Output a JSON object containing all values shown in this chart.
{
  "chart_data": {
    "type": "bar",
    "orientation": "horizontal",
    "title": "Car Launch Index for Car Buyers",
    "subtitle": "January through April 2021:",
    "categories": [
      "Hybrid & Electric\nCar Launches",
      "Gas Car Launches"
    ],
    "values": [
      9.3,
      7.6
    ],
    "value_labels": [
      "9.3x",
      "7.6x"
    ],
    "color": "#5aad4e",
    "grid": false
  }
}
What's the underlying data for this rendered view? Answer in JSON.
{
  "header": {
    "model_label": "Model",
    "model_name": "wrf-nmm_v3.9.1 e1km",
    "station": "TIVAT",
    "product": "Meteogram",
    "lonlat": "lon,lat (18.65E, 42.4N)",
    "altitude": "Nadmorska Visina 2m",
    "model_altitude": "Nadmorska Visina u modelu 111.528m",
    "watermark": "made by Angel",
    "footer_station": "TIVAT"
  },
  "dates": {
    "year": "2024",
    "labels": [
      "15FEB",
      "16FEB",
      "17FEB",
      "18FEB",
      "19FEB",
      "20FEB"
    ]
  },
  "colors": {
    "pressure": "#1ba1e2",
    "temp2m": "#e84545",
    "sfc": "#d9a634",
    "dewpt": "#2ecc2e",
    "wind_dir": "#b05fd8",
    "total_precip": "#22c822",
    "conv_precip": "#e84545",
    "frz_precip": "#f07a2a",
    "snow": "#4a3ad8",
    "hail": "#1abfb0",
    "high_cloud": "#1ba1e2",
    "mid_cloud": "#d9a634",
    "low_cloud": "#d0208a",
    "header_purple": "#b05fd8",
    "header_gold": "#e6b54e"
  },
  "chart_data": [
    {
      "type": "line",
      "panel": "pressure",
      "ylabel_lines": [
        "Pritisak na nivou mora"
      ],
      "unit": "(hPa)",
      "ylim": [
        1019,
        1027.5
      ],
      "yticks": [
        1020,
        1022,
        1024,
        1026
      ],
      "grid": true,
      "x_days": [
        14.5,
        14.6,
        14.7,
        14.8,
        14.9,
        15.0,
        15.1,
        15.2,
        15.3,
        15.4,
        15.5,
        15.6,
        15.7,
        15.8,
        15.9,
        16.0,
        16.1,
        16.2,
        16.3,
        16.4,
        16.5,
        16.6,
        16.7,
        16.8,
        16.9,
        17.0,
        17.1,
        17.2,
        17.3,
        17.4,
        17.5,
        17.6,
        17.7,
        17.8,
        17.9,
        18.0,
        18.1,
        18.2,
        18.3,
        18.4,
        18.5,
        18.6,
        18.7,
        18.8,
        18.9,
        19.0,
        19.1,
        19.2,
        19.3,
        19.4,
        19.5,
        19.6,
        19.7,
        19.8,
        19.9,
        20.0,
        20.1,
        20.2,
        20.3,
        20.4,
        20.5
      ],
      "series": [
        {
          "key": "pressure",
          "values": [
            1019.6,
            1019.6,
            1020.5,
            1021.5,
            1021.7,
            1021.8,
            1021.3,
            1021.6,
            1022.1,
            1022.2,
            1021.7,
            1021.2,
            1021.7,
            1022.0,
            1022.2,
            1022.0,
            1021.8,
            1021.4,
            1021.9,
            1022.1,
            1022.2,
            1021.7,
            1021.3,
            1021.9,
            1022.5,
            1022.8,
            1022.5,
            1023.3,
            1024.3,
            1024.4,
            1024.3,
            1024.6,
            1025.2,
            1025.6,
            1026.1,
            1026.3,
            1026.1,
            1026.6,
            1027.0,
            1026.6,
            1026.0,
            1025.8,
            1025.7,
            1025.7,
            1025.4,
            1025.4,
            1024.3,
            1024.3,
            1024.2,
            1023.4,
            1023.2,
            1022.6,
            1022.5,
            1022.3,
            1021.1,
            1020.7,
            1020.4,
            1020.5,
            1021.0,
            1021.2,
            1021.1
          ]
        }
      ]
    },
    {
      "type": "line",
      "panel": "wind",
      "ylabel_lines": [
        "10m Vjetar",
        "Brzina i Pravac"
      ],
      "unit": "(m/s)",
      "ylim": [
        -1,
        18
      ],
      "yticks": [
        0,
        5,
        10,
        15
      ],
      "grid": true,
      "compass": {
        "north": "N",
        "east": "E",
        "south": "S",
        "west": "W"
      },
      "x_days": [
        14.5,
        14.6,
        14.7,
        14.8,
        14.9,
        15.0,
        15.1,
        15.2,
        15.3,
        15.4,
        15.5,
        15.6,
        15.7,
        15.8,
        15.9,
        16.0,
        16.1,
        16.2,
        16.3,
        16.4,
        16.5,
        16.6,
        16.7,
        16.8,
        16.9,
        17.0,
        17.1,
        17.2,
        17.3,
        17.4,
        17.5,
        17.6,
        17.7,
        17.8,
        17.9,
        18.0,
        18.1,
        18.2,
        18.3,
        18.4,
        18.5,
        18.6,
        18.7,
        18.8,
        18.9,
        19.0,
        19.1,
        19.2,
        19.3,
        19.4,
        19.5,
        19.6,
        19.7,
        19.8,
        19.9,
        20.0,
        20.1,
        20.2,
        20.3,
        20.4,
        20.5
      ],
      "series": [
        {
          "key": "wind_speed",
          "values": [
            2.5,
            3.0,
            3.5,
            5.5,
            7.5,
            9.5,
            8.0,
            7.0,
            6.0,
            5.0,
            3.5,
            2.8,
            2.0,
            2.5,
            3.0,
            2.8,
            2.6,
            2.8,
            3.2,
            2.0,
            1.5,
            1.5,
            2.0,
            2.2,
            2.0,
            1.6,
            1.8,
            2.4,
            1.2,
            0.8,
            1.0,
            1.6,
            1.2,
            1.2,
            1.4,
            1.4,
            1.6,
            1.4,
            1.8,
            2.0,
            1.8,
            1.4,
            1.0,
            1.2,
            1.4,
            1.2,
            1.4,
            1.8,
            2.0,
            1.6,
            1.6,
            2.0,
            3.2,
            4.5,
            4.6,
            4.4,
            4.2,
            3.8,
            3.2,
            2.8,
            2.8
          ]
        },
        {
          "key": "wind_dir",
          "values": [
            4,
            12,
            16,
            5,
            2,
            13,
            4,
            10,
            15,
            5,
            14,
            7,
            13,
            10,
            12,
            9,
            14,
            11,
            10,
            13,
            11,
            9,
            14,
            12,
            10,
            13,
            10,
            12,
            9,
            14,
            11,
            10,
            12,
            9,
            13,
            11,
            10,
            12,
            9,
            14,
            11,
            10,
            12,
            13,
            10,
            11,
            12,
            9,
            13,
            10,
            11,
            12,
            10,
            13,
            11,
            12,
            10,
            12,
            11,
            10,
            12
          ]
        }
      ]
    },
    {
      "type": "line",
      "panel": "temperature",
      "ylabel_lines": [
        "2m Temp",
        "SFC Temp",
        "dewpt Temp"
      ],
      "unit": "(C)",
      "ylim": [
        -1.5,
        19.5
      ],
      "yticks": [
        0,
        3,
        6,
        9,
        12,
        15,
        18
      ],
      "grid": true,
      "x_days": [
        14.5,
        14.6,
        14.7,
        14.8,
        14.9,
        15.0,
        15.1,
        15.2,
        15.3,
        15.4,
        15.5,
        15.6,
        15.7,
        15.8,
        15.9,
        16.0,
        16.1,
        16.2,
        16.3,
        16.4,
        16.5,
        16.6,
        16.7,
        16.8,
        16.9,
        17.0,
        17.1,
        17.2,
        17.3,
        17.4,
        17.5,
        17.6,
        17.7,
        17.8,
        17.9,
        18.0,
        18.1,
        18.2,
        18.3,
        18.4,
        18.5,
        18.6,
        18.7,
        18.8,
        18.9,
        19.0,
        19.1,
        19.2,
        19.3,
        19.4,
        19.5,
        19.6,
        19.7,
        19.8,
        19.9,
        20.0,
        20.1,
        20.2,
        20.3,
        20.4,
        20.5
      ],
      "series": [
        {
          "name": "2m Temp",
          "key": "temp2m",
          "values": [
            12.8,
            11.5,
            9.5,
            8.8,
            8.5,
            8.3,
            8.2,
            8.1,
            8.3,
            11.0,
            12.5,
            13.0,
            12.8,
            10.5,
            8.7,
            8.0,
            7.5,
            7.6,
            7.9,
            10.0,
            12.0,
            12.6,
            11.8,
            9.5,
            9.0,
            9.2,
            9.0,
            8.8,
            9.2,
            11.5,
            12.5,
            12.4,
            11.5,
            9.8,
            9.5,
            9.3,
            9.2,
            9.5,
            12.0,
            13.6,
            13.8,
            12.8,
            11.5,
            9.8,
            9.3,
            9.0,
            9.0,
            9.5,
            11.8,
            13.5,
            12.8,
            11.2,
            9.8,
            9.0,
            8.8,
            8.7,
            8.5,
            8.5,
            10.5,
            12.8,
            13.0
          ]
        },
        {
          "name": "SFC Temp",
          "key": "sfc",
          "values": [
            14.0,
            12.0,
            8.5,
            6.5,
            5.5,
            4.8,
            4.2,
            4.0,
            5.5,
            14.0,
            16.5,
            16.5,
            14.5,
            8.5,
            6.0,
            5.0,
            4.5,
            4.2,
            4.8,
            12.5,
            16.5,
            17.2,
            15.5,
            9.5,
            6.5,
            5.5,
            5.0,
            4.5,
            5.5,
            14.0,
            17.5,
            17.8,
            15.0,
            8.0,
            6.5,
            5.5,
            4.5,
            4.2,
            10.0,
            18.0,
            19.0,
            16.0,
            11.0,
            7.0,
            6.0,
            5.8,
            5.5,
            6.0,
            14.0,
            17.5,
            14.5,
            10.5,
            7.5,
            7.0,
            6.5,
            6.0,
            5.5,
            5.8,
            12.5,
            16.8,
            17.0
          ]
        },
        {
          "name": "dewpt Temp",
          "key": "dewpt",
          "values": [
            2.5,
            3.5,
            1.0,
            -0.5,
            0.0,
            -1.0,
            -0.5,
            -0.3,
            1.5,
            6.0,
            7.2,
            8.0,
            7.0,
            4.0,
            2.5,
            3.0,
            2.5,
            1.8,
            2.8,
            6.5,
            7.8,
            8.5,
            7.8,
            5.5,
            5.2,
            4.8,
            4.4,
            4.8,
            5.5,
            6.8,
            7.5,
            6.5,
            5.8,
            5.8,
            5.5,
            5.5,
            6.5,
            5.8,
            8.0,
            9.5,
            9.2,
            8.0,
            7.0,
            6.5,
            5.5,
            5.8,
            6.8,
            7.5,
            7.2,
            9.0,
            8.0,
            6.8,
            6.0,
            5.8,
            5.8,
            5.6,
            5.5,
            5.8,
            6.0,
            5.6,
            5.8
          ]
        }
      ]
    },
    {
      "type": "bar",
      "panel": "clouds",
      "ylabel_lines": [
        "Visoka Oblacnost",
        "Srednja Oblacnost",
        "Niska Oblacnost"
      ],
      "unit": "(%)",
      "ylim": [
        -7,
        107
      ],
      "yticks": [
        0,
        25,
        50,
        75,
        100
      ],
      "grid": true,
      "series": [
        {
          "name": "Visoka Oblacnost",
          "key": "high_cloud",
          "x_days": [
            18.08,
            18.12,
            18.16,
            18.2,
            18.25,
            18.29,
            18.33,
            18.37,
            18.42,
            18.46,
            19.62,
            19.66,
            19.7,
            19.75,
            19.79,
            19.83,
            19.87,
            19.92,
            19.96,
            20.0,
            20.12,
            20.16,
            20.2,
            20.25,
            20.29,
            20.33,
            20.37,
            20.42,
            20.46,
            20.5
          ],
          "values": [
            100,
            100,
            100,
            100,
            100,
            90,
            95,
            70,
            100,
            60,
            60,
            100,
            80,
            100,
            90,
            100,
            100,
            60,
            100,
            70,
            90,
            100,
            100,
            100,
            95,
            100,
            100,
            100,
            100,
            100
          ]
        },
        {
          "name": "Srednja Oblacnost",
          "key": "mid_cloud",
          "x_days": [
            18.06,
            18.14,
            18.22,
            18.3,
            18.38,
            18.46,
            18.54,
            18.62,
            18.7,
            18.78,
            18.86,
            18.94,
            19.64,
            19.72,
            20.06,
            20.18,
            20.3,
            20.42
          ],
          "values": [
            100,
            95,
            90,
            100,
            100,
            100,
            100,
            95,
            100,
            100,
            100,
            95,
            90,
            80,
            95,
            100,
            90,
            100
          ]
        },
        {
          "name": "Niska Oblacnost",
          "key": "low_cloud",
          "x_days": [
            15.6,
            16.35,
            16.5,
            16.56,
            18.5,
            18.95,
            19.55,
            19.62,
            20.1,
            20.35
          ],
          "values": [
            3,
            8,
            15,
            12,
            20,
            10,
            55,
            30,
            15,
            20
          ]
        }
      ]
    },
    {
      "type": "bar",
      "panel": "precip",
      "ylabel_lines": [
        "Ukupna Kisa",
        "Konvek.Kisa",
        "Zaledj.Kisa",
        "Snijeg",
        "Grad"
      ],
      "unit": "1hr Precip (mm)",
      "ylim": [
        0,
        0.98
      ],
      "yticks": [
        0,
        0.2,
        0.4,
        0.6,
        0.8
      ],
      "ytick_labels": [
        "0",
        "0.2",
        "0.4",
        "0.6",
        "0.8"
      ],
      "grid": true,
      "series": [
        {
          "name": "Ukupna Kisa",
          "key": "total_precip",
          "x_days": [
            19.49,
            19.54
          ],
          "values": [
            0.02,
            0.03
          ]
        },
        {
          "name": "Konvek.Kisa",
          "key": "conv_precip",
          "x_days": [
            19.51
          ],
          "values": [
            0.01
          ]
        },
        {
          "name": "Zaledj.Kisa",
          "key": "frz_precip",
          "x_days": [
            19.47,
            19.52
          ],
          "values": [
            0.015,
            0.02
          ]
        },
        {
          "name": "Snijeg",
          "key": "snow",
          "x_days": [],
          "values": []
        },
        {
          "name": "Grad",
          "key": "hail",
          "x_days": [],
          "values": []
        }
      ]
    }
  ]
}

■ ■ ■

From the data above, show each line that contains "Kisa".

§ **OUTPUT OF THE EXERCISE**
        "Ukupna Kisa",
        "Konvek.Kisa",
        "Zaledj.Kisa",
          "name": "Ukupna Kisa",
          "name": "Konvek.Kisa",
          "name": "Zaledj.Kisa",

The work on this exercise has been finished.